*Directions*
Find all lines in the records that include the word "image", and copy them out.

*Exercise material*
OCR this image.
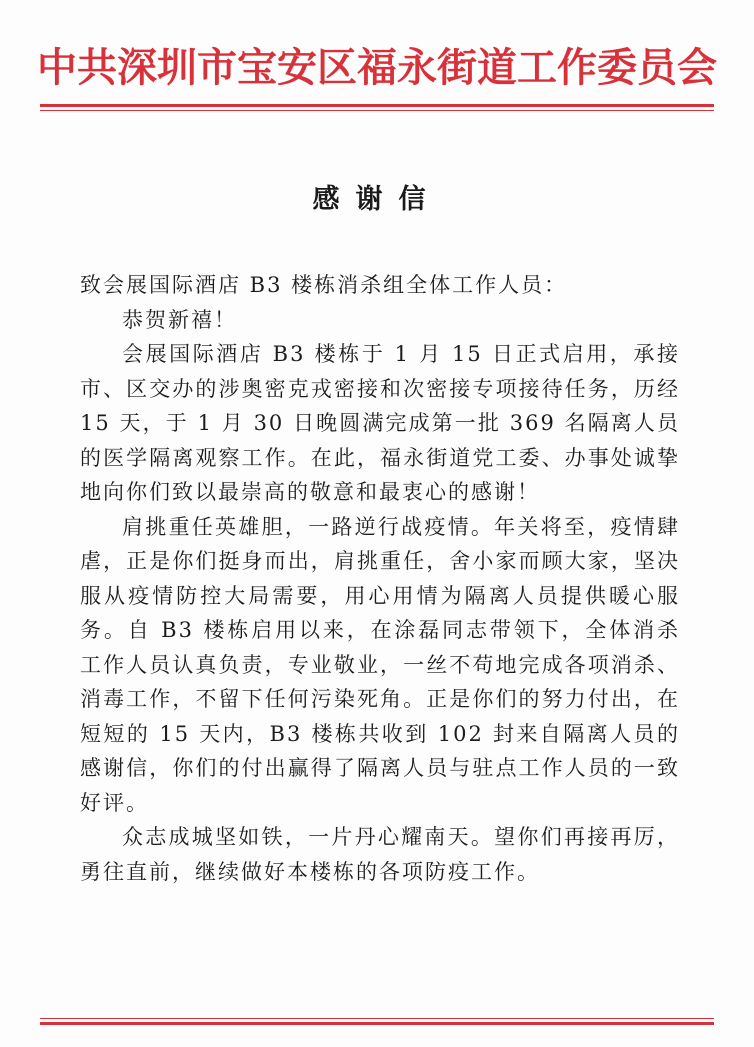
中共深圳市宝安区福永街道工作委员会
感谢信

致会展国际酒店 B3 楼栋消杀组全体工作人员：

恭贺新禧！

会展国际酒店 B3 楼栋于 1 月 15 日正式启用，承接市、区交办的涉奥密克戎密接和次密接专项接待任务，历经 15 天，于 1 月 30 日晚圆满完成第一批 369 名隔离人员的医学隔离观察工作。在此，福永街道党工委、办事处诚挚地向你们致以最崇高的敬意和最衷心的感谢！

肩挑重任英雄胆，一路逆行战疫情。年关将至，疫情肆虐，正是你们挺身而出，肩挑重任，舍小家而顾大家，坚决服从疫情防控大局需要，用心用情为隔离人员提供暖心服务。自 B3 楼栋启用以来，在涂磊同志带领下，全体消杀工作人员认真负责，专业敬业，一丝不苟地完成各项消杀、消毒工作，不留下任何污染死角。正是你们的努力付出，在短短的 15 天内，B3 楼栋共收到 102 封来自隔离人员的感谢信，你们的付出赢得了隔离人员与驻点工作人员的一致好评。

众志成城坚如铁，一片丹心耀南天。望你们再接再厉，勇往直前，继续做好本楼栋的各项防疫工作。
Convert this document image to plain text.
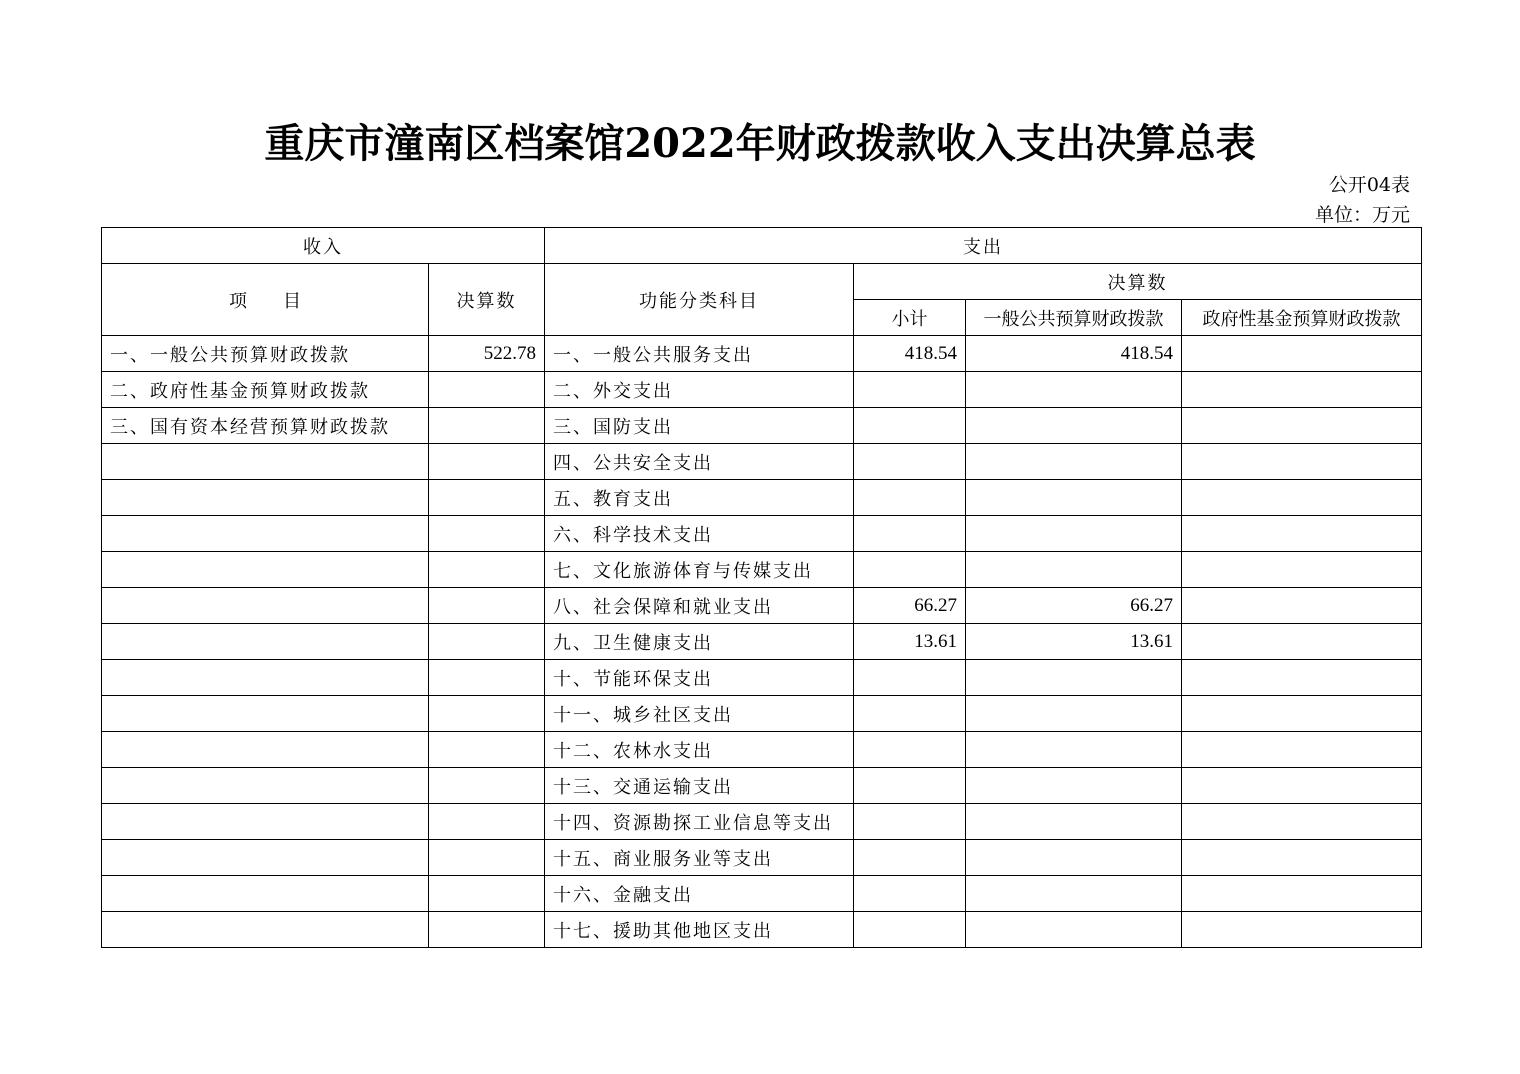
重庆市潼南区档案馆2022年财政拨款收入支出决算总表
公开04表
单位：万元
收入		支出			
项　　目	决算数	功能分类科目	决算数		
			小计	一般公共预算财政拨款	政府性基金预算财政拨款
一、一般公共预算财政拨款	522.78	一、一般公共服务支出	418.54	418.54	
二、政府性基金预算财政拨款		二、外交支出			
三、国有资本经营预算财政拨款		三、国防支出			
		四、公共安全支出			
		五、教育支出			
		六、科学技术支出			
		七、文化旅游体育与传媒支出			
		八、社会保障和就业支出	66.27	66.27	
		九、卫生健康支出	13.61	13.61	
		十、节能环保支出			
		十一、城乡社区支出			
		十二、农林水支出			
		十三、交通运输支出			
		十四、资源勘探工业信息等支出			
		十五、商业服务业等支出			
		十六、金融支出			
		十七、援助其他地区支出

*Exercise result*
OCR this image.
Convert this document image to plain text.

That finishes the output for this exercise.